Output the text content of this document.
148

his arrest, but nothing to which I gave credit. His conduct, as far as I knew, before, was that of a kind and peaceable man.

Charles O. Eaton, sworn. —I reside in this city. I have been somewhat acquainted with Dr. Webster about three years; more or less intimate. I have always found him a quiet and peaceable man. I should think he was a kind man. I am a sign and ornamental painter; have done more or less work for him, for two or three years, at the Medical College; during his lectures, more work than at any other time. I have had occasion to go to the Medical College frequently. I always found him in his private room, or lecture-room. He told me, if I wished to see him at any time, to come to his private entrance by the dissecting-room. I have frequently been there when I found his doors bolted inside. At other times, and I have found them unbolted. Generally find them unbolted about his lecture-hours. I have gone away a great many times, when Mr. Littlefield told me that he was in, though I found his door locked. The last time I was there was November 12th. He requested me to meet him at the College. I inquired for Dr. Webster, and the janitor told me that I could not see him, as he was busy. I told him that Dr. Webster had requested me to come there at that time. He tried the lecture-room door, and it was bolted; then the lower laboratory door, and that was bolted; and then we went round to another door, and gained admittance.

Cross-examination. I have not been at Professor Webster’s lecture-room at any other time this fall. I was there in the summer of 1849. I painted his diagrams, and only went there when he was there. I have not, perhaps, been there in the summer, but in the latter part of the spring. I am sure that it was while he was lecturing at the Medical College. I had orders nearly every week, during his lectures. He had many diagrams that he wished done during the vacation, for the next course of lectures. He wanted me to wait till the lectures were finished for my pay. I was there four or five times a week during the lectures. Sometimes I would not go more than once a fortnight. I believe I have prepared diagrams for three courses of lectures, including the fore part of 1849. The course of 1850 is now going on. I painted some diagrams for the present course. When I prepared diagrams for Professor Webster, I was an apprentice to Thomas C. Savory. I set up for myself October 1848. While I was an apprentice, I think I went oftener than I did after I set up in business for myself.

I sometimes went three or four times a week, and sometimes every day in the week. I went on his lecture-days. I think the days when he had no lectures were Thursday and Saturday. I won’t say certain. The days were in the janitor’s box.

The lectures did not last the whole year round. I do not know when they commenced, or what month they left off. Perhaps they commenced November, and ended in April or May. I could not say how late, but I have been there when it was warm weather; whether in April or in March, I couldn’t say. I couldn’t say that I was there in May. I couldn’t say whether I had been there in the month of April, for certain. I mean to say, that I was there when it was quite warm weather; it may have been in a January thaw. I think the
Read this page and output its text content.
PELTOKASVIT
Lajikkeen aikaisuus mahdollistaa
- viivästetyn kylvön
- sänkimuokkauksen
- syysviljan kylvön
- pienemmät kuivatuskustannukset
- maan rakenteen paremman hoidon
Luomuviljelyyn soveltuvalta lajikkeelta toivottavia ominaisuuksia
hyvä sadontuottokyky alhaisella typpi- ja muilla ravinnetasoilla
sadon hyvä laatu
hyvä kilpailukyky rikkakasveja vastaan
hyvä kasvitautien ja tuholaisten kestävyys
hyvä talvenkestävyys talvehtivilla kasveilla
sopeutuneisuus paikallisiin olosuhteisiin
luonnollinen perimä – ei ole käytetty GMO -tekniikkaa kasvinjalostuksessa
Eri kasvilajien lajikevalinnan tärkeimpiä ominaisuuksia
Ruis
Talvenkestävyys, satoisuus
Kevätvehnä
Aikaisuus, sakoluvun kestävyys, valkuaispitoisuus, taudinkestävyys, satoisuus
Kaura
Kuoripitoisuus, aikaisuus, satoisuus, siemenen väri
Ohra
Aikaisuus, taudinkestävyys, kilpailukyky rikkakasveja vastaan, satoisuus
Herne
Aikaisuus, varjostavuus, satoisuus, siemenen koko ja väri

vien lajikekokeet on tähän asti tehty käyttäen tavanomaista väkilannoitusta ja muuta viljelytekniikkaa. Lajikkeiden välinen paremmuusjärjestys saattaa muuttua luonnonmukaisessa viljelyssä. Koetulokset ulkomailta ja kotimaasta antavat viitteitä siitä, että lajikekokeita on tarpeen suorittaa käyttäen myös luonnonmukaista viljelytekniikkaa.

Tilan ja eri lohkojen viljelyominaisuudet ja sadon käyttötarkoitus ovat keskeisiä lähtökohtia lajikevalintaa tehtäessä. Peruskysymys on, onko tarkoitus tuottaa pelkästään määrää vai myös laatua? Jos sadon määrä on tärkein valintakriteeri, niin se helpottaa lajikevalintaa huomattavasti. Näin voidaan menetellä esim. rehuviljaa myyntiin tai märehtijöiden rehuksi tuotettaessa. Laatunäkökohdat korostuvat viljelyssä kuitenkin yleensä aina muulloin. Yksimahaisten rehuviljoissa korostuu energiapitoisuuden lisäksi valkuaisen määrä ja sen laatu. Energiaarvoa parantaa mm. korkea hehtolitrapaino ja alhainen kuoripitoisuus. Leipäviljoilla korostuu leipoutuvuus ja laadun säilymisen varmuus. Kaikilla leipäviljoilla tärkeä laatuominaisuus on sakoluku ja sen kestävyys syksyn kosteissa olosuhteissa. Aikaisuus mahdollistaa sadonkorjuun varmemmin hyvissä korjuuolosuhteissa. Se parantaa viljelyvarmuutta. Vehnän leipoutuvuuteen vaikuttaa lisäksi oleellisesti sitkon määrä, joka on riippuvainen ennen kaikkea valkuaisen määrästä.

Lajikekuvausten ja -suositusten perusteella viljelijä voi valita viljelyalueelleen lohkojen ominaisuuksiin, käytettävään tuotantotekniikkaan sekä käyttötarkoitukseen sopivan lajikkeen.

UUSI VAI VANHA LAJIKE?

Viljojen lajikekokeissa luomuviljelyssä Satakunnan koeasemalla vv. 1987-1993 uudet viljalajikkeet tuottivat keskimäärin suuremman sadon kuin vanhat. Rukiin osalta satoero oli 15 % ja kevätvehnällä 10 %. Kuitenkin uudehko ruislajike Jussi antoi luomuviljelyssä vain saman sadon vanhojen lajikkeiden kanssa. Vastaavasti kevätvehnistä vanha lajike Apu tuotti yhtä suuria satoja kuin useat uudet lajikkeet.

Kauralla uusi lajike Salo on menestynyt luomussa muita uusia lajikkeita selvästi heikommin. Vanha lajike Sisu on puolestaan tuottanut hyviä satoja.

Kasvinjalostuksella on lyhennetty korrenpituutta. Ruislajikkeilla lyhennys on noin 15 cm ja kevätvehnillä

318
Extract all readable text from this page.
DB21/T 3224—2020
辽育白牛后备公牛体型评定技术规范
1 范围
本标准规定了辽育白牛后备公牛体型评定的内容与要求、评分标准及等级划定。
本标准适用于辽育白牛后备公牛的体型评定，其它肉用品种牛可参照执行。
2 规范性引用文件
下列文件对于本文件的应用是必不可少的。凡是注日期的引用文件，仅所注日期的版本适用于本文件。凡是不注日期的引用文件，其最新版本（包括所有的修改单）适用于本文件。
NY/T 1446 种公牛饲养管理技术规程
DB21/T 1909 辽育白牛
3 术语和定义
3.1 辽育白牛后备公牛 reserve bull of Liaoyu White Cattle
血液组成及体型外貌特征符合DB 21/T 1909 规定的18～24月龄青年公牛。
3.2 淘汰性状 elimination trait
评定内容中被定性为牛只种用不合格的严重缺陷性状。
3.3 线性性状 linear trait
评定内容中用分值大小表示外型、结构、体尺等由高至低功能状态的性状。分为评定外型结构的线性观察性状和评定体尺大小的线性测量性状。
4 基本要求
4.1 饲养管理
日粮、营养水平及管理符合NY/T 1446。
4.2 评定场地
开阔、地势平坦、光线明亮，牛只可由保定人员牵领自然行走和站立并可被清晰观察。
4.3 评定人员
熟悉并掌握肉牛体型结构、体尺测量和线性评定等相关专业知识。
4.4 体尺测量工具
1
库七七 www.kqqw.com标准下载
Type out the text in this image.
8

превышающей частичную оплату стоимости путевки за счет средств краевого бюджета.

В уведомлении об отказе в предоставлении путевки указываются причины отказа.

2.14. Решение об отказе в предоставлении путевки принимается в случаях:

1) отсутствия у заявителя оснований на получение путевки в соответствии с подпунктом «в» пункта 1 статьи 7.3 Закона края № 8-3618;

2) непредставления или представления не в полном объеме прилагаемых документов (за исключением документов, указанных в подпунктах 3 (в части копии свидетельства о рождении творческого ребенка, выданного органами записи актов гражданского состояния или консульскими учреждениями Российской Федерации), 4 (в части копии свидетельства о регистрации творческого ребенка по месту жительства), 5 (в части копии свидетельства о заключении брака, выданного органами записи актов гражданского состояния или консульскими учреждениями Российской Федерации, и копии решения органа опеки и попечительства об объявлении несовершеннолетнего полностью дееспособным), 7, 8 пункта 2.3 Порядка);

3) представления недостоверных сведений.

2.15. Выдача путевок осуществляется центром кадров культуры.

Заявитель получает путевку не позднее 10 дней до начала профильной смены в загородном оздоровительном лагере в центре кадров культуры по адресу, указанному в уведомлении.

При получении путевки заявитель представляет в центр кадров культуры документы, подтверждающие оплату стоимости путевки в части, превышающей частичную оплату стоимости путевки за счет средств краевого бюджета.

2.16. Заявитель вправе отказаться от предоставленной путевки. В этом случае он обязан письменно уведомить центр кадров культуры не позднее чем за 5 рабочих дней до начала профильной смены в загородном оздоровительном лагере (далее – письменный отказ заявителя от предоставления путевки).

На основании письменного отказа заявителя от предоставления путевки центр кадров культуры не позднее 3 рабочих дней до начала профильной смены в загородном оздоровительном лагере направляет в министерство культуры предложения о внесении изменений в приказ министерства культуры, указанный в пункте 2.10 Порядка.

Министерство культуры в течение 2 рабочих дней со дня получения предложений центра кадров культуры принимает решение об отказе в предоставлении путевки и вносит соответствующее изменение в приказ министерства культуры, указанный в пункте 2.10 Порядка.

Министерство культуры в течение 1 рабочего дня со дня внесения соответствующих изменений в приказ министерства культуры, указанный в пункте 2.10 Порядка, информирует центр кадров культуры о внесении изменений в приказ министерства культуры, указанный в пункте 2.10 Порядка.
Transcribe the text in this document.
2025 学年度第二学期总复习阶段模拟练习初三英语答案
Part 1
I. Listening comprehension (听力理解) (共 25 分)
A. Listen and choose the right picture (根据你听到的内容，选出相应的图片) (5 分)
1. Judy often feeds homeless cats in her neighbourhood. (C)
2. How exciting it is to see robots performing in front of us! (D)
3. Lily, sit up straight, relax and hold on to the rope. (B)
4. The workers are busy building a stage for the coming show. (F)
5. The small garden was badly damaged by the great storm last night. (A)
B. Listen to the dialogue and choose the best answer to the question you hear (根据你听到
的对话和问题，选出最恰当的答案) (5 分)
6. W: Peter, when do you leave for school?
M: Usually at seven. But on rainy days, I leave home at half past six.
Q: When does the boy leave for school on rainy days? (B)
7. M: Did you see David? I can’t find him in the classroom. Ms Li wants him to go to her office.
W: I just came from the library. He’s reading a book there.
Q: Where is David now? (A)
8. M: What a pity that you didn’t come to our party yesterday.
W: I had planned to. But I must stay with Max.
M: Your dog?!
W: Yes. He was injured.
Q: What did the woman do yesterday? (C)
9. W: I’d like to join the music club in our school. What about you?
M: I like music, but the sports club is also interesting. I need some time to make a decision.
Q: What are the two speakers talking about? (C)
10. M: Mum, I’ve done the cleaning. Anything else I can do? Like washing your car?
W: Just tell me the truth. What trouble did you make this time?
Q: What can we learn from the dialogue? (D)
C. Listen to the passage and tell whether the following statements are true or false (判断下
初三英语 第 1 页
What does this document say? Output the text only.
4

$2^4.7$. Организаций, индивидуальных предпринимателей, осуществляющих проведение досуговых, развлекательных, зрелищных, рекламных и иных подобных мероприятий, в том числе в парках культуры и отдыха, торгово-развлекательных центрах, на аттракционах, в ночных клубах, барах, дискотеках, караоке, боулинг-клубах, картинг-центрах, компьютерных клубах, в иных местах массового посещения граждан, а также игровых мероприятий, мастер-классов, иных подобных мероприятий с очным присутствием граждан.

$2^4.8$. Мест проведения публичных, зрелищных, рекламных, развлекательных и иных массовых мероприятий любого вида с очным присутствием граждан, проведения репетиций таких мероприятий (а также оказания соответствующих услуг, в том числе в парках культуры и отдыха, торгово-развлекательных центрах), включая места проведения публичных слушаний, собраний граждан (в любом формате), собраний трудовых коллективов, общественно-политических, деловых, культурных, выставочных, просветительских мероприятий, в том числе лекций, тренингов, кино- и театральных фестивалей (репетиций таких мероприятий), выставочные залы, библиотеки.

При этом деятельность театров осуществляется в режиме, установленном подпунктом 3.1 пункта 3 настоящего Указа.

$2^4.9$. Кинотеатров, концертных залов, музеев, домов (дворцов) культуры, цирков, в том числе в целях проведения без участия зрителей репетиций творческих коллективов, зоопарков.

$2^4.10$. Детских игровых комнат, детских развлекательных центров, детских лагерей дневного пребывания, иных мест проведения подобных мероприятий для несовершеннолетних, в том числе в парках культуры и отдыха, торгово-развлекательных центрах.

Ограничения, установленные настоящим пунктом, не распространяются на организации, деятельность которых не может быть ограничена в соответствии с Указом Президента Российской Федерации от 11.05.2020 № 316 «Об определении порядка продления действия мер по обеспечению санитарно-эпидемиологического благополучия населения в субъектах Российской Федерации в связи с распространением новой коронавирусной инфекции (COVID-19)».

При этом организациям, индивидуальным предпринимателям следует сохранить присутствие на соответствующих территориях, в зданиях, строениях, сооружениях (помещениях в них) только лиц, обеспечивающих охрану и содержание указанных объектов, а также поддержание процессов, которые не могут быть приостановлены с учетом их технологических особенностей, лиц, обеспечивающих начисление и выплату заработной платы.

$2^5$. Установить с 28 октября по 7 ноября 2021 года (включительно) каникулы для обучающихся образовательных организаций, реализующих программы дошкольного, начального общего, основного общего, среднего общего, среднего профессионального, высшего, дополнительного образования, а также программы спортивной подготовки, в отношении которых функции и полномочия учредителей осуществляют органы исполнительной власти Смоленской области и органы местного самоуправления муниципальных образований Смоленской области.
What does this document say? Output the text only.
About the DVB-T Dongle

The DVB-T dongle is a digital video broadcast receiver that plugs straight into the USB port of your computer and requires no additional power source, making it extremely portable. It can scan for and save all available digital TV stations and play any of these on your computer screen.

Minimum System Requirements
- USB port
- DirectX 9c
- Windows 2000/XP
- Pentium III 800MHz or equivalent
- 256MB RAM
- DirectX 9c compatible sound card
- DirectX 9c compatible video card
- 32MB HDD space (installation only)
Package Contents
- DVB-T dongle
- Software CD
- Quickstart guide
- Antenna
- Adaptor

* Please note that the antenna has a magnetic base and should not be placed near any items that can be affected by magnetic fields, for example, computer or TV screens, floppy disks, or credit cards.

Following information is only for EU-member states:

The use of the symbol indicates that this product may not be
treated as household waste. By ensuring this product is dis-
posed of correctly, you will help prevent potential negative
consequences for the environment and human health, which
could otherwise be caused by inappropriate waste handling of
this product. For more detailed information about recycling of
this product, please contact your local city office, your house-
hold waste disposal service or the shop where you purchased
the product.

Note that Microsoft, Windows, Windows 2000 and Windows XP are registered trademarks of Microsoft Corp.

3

→ **Task requirements**
Reply with nothing but a number: how many lines of the entries above contain the string "указанных"?

→ **Output below**
2